**EXTRACTED ENTRIES**
----------

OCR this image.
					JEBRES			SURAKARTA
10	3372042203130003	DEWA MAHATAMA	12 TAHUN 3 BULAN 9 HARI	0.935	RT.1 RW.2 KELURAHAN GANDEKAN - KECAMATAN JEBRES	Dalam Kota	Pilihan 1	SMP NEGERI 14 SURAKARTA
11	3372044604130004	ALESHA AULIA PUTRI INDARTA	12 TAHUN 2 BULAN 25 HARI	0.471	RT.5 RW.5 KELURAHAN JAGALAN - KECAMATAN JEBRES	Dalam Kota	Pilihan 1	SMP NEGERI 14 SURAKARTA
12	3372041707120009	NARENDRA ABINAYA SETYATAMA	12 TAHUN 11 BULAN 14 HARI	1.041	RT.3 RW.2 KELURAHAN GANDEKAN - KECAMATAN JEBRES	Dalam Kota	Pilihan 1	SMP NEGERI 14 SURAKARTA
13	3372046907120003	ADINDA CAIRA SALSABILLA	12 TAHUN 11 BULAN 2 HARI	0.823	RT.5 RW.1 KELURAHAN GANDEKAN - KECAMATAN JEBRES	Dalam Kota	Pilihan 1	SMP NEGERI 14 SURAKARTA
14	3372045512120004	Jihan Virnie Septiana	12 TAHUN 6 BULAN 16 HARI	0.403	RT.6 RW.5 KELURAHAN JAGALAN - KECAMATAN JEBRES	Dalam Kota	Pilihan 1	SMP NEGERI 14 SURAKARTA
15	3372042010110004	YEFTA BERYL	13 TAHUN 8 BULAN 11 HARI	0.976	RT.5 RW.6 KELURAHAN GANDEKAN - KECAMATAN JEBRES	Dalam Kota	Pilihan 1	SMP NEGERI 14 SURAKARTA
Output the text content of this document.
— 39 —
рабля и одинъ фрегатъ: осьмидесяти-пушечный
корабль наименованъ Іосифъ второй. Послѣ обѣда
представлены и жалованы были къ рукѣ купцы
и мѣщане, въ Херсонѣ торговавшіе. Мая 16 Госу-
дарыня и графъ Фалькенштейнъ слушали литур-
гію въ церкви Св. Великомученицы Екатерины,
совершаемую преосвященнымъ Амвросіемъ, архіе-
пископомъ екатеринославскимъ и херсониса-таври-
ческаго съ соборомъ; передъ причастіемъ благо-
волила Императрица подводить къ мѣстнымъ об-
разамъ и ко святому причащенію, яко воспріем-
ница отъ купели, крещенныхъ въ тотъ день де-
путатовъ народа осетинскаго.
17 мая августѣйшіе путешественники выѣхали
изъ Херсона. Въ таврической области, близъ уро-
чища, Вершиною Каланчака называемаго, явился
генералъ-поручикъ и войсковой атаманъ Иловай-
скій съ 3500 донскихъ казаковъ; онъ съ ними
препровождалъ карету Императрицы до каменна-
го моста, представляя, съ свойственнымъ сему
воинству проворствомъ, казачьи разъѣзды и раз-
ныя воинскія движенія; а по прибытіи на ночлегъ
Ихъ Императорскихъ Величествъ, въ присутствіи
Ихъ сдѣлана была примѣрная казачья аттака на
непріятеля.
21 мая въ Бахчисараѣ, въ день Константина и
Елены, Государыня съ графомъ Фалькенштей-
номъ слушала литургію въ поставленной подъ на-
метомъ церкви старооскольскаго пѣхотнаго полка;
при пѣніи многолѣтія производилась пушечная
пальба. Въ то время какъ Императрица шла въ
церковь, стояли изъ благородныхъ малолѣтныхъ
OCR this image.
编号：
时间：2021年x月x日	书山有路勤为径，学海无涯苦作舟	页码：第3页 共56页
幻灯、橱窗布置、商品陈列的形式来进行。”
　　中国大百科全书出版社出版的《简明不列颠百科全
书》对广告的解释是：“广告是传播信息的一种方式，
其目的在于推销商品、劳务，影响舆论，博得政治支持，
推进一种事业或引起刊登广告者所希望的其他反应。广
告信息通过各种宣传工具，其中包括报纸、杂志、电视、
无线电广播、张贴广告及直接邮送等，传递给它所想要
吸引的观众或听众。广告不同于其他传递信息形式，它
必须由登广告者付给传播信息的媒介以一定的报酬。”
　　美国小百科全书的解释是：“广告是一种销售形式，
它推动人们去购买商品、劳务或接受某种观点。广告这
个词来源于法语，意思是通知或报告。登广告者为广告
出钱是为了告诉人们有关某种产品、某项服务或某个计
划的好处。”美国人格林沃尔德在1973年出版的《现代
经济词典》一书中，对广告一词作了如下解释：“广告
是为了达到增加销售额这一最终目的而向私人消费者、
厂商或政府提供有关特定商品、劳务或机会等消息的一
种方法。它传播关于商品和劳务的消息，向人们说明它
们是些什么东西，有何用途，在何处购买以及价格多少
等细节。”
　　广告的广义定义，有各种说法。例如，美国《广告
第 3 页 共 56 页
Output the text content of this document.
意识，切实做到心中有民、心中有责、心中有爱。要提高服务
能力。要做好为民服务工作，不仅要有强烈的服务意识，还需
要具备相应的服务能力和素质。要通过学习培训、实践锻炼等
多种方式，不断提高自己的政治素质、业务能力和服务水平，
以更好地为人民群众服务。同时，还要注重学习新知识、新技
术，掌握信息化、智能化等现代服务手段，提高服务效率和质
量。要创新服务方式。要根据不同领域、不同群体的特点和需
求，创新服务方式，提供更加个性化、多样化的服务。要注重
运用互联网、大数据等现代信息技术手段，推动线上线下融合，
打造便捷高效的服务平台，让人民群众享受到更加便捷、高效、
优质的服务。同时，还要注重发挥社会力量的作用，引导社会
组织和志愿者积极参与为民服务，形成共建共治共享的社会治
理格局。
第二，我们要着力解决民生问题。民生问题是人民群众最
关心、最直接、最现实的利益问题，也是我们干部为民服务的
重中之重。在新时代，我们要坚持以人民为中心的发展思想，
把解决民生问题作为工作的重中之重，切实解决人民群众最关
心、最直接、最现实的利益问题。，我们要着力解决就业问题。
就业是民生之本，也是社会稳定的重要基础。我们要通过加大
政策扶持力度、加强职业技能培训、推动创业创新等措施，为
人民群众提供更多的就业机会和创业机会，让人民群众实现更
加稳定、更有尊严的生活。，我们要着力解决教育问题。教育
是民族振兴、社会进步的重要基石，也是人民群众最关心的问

----------

**WHAT THE TASK REQUIRES**
Extract every entry in the listing word for word.

**RESPONSE**
OCR this image.
					JEBRES			SURAKARTA
10	3372042203130003	DEWA MAHATAMA	12 TAHUN 3 BULAN 9 HARI	0.935	RT.1 RW.2 KELURAHAN GANDEKAN - KECAMATAN JEBRES	Dalam Kota	Pilihan 1	SMP NEGERI 14 SURAKARTA
11	3372044604130004	ALESHA AULIA PUTRI INDARTA	12 TAHUN 2 BULAN 25 HARI	0.471	RT.5 RW.5 KELURAHAN JAGALAN - KECAMATAN JEBRES	Dalam Kota	Pilihan 1	SMP NEGERI 14 SURAKARTA
12	3372041707120009	NARENDRA ABINAYA SETYATAMA	12 TAHUN 11 BULAN 14 HARI	1.041	RT.3 RW.2 KELURAHAN GANDEKAN - KECAMATAN JEBRES	Dalam Kota	Pilihan 1	SMP NEGERI 14 SURAKARTA
13	3372046907120003	ADINDA CAIRA SALSABILLA	12 TAHUN 11 BULAN 2 HARI	0.823	RT.5 RW.1 KELURAHAN GANDEKAN - KECAMATAN JEBRES	Dalam Kota	Pilihan 1	SMP NEGERI 14 SURAKARTA
14	3372045512120004	Jihan Virnie Septiana	12 TAHUN 6 BULAN 16 HARI	0.403	RT.6 RW.5 KELURAHAN JAGALAN - KECAMATAN JEBRES	Dalam Kota	Pilihan 1	SMP NEGERI 14 SURAKARTA
15	3372042010110004	YEFTA BERYL	13 TAHUN 8 BULAN 11 HARI	0.976	RT.5 RW.6 KELURAHAN GANDEKAN - KECAMATAN JEBRES	Dalam Kota	Pilihan 1	SMP NEGERI 14 SURAKARTA
Output the text content of this document.
— 39 —
рабля и одинъ фрегатъ: осьмидесяти-пушечный
корабль наименованъ Іосифъ второй. Послѣ обѣда
представлены и жалованы были къ рукѣ купцы
и мѣщане, въ Херсонѣ торговавшіе. Мая 16 Госу-
дарыня и графъ Фалькенштейнъ слушали литур-
гію въ церкви Св. Великомученицы Екатерины,
совершаемую преосвященнымъ Амвросіемъ, архіе-
пископомъ екатеринославскимъ и херсониса-таври-
ческаго съ соборомъ; передъ причастіемъ благо-
волила Императрица подводить къ мѣстнымъ об-
разамъ и ко святому причащенію, яко воспріем-
ница отъ купели, крещенныхъ въ тотъ день де-
путатовъ народа осетинскаго.
17 мая августѣйшіе путешественники выѣхали
изъ Херсона. Въ таврической области, близъ уро-
чища, Вершиною Каланчака называемаго, явился
генералъ-поручикъ и войсковой атаманъ Иловай-
скій съ 3500 донскихъ казаковъ; онъ съ ними
препровождалъ карету Императрицы до каменна-
го моста, представляя, съ свойственнымъ сему
воинству проворствомъ, казачьи разъѣзды и раз-
ныя воинскія движенія; а по прибытіи на ночлегъ
Ихъ Императорскихъ Величествъ, въ присутствіи
Ихъ сдѣлана была примѣрная казачья аттака на
непріятеля.
21 мая въ Бахчисараѣ, въ день Константина и
Елены, Государыня съ графомъ Фалькенштей-
номъ слушала литургію въ поставленной подъ на-
метомъ церкви старооскольскаго пѣхотнаго полка;
при пѣніи многолѣтія производилась пушечная
пальба. Въ то время какъ Императрица шла въ
церковь, стояли изъ благородныхъ малолѣтныхъ
OCR this image.
编号：
时间：2021年x月x日	书山有路勤为径，学海无涯苦作舟	页码：第3页 共56页
幻灯、橱窗布置、商品陈列的形式来进行。”
　　中国大百科全书出版社出版的《简明不列颠百科全
书》对广告的解释是：“广告是传播信息的一种方式，
其目的在于推销商品、劳务，影响舆论，博得政治支持，
推进一种事业或引起刊登广告者所希望的其他反应。广
告信息通过各种宣传工具，其中包括报纸、杂志、电视、
无线电广播、张贴广告及直接邮送等，传递给它所想要
吸引的观众或听众。广告不同于其他传递信息形式，它
必须由登广告者付给传播信息的媒介以一定的报酬。”
　　美国小百科全书的解释是：“广告是一种销售形式，
它推动人们去购买商品、劳务或接受某种观点。广告这
个词来源于法语，意思是通知或报告。登广告者为广告
出钱是为了告诉人们有关某种产品、某项服务或某个计
划的好处。”美国人格林沃尔德在1973年出版的《现代
经济词典》一书中，对广告一词作了如下解释：“广告
是为了达到增加销售额这一最终目的而向私人消费者、
厂商或政府提供有关特定商品、劳务或机会等消息的一
种方法。它传播关于商品和劳务的消息，向人们说明它
们是些什么东西，有何用途，在何处购买以及价格多少
等细节。”
　　广告的广义定义，有各种说法。例如，美国《广告
第 3 页 共 56 页
Output the text content of this document.
意识，切实做到心中有民、心中有责、心中有爱。要提高服务
能力。要做好为民服务工作，不仅要有强烈的服务意识，还需
要具备相应的服务能力和素质。要通过学习培训、实践锻炼等
多种方式，不断提高自己的政治素质、业务能力和服务水平，
以更好地为人民群众服务。同时，还要注重学习新知识、新技
术，掌握信息化、智能化等现代服务手段，提高服务效率和质
量。要创新服务方式。要根据不同领域、不同群体的特点和需
求，创新服务方式，提供更加个性化、多样化的服务。要注重
运用互联网、大数据等现代信息技术手段，推动线上线下融合，
打造便捷高效的服务平台，让人民群众享受到更加便捷、高效、
优质的服务。同时，还要注重发挥社会力量的作用，引导社会
组织和志愿者积极参与为民服务，形成共建共治共享的社会治
理格局。
第二，我们要着力解决民生问题。民生问题是人民群众最
关心、最直接、最现实的利益问题，也是我们干部为民服务的
重中之重。在新时代，我们要坚持以人民为中心的发展思想，
把解决民生问题作为工作的重中之重，切实解决人民群众最关
心、最直接、最现实的利益问题。，我们要着力解决就业问题。
就业是民生之本，也是社会稳定的重要基础。我们要通过加大
政策扶持力度、加强职业技能培训、推动创业创新等措施，为
人民群众提供更多的就业机会和创业机会，让人民群众实现更
加稳定、更有尊严的生活。，我们要着力解决教育问题。教育
是民族振兴、社会进步的重要基石，也是人民群众最关心的问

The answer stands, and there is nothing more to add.